PROBLEM DETAILS: Entries follow. Set all of them down as they stand.
■ ■ ■ ■
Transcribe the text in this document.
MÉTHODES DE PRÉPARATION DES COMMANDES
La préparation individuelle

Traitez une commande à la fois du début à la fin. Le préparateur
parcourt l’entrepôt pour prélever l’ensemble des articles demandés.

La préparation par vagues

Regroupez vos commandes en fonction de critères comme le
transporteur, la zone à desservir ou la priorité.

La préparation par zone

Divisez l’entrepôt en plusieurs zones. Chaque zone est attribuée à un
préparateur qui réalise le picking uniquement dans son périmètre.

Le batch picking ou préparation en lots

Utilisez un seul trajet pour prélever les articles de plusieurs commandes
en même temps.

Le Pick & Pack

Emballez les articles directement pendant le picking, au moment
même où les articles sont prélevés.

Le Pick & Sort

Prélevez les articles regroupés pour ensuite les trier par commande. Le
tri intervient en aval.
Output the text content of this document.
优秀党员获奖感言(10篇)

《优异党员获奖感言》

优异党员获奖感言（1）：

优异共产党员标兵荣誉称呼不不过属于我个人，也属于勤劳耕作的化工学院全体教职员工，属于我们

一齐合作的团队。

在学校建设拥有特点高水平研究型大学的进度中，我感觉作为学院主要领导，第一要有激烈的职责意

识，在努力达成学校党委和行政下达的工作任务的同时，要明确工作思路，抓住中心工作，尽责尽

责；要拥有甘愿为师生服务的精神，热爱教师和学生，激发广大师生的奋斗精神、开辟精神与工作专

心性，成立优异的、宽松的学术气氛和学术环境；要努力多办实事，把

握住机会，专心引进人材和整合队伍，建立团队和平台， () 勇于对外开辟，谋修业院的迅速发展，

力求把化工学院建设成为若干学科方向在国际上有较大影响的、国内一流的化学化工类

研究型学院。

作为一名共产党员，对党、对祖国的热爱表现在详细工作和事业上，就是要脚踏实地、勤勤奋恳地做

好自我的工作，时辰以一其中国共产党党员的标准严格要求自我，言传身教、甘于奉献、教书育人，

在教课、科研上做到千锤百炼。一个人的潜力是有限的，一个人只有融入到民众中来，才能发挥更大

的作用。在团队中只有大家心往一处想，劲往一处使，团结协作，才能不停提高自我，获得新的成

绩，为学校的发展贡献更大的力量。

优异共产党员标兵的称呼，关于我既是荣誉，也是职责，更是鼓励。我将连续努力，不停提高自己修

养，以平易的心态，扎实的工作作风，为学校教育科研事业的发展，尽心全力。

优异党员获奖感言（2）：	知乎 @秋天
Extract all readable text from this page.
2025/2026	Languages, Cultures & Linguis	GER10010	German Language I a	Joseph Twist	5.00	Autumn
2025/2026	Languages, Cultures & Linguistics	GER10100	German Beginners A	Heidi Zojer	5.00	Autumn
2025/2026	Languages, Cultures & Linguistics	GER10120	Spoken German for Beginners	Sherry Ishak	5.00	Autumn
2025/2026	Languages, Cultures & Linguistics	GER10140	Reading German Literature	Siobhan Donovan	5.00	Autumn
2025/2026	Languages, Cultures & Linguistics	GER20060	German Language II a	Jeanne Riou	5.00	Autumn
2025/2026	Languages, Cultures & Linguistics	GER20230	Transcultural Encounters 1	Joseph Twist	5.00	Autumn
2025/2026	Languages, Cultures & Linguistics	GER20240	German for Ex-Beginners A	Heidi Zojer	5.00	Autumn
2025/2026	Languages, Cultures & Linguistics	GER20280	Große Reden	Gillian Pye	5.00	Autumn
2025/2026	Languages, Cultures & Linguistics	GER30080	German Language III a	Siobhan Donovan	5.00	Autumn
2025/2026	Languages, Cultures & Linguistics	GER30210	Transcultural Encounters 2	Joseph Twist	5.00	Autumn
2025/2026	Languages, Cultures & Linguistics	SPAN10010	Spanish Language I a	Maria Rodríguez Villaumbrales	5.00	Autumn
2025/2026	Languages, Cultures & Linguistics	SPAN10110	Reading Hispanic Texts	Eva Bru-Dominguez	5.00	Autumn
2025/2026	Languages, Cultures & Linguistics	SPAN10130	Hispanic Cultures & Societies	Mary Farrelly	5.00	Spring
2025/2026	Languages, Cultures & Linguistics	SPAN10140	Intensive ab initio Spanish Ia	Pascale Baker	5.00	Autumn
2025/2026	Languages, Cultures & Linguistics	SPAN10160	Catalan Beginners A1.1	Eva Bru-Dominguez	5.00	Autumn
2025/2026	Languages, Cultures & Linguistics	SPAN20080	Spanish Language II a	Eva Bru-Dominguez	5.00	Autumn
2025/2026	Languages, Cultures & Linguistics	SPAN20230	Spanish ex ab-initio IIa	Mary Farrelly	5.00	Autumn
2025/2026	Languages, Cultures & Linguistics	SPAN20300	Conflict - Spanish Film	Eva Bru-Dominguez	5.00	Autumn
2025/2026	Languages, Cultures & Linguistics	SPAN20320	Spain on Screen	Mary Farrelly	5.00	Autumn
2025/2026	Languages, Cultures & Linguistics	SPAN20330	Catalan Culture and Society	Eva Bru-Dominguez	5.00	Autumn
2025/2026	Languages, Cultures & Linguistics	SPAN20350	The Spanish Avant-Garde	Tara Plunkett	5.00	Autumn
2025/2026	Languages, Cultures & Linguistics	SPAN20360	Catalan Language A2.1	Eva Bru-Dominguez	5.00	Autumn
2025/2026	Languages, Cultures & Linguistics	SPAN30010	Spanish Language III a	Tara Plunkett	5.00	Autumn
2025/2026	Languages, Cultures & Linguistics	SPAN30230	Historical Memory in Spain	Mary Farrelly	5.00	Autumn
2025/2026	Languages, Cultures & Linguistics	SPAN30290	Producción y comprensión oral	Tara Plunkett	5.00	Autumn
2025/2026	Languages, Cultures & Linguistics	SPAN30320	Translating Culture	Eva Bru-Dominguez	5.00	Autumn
■ ■ ■ ■
REPLY:
Transcribe the text in this document.
MÉTHODES DE PRÉPARATION DES COMMANDES
La préparation individuelle

Traitez une commande à la fois du début à la fin. Le préparateur
parcourt l’entrepôt pour prélever l’ensemble des articles demandés.

La préparation par vagues

Regroupez vos commandes en fonction de critères comme le
transporteur, la zone à desservir ou la priorité.

La préparation par zone

Divisez l’entrepôt en plusieurs zones. Chaque zone est attribuée à un
préparateur qui réalise le picking uniquement dans son périmètre.

Le batch picking ou préparation en lots

Utilisez un seul trajet pour prélever les articles de plusieurs commandes
en même temps.

Le Pick & Pack

Emballez les articles directement pendant le picking, au moment
même où les articles sont prélevés.

Le Pick & Sort

Prélevez les articles regroupés pour ensuite les trier par commande. Le
tri intervient en aval.
Output the text content of this document.
优秀党员获奖感言(10篇)

《优异党员获奖感言》

优异党员获奖感言（1）：

优异共产党员标兵荣誉称呼不不过属于我个人，也属于勤劳耕作的化工学院全体教职员工，属于我们

一齐合作的团队。

在学校建设拥有特点高水平研究型大学的进度中，我感觉作为学院主要领导，第一要有激烈的职责意

识，在努力达成学校党委和行政下达的工作任务的同时，要明确工作思路，抓住中心工作，尽责尽

责；要拥有甘愿为师生服务的精神，热爱教师和学生，激发广大师生的奋斗精神、开辟精神与工作专

心性，成立优异的、宽松的学术气氛和学术环境；要努力多办实事，把

握住机会，专心引进人材和整合队伍，建立团队和平台， () 勇于对外开辟，谋修业院的迅速发展，

力求把化工学院建设成为若干学科方向在国际上有较大影响的、国内一流的化学化工类

研究型学院。

作为一名共产党员，对党、对祖国的热爱表现在详细工作和事业上，就是要脚踏实地、勤勤奋恳地做

好自我的工作，时辰以一其中国共产党党员的标准严格要求自我，言传身教、甘于奉献、教书育人，

在教课、科研上做到千锤百炼。一个人的潜力是有限的，一个人只有融入到民众中来，才能发挥更大

的作用。在团队中只有大家心往一处想，劲往一处使，团结协作，才能不停提高自我，获得新的成

绩，为学校的发展贡献更大的力量。

优异共产党员标兵的称呼，关于我既是荣誉，也是职责，更是鼓励。我将连续努力，不停提高自己修

养，以平易的心态，扎实的工作作风，为学校教育科研事业的发展，尽心全力。

优异党员获奖感言（2）：	知乎 @秋天
Extract all readable text from this page.
2025/2026	Languages, Cultures & Linguis	GER10010	German Language I a	Joseph Twist	5.00	Autumn
2025/2026	Languages, Cultures & Linguistics	GER10100	German Beginners A	Heidi Zojer	5.00	Autumn
2025/2026	Languages, Cultures & Linguistics	GER10120	Spoken German for Beginners	Sherry Ishak	5.00	Autumn
2025/2026	Languages, Cultures & Linguistics	GER10140	Reading German Literature	Siobhan Donovan	5.00	Autumn
2025/2026	Languages, Cultures & Linguistics	GER20060	German Language II a	Jeanne Riou	5.00	Autumn
2025/2026	Languages, Cultures & Linguistics	GER20230	Transcultural Encounters 1	Joseph Twist	5.00	Autumn
2025/2026	Languages, Cultures & Linguistics	GER20240	German for Ex-Beginners A	Heidi Zojer	5.00	Autumn
2025/2026	Languages, Cultures & Linguistics	GER20280	Große Reden	Gillian Pye	5.00	Autumn
2025/2026	Languages, Cultures & Linguistics	GER30080	German Language III a	Siobhan Donovan	5.00	Autumn
2025/2026	Languages, Cultures & Linguistics	GER30210	Transcultural Encounters 2	Joseph Twist	5.00	Autumn
2025/2026	Languages, Cultures & Linguistics	SPAN10010	Spanish Language I a	Maria Rodríguez Villaumbrales	5.00	Autumn
2025/2026	Languages, Cultures & Linguistics	SPAN10110	Reading Hispanic Texts	Eva Bru-Dominguez	5.00	Autumn
2025/2026	Languages, Cultures & Linguistics	SPAN10130	Hispanic Cultures & Societies	Mary Farrelly	5.00	Spring
2025/2026	Languages, Cultures & Linguistics	SPAN10140	Intensive ab initio Spanish Ia	Pascale Baker	5.00	Autumn
2025/2026	Languages, Cultures & Linguistics	SPAN10160	Catalan Beginners A1.1	Eva Bru-Dominguez	5.00	Autumn
2025/2026	Languages, Cultures & Linguistics	SPAN20080	Spanish Language II a	Eva Bru-Dominguez	5.00	Autumn
2025/2026	Languages, Cultures & Linguistics	SPAN20230	Spanish ex ab-initio IIa	Mary Farrelly	5.00	Autumn
2025/2026	Languages, Cultures & Linguistics	SPAN20300	Conflict - Spanish Film	Eva Bru-Dominguez	5.00	Autumn
2025/2026	Languages, Cultures & Linguistics	SPAN20320	Spain on Screen	Mary Farrelly	5.00	Autumn
2025/2026	Languages, Cultures & Linguistics	SPAN20330	Catalan Culture and Society	Eva Bru-Dominguez	5.00	Autumn
2025/2026	Languages, Cultures & Linguistics	SPAN20350	The Spanish Avant-Garde	Tara Plunkett	5.00	Autumn
2025/2026	Languages, Cultures & Linguistics	SPAN20360	Catalan Language A2.1	Eva Bru-Dominguez	5.00	Autumn
2025/2026	Languages, Cultures & Linguistics	SPAN30010	Spanish Language III a	Tara Plunkett	5.00	Autumn
2025/2026	Languages, Cultures & Linguistics	SPAN30230	Historical Memory in Spain	Mary Farrelly	5.00	Autumn
2025/2026	Languages, Cultures & Linguistics	SPAN30290	Producción y comprensión oral	Tara Plunkett	5.00	Autumn
2025/2026	Languages, Cultures & Linguistics	SPAN30320	Translating Culture	Eva Bru-Dominguez	5.00	Autumn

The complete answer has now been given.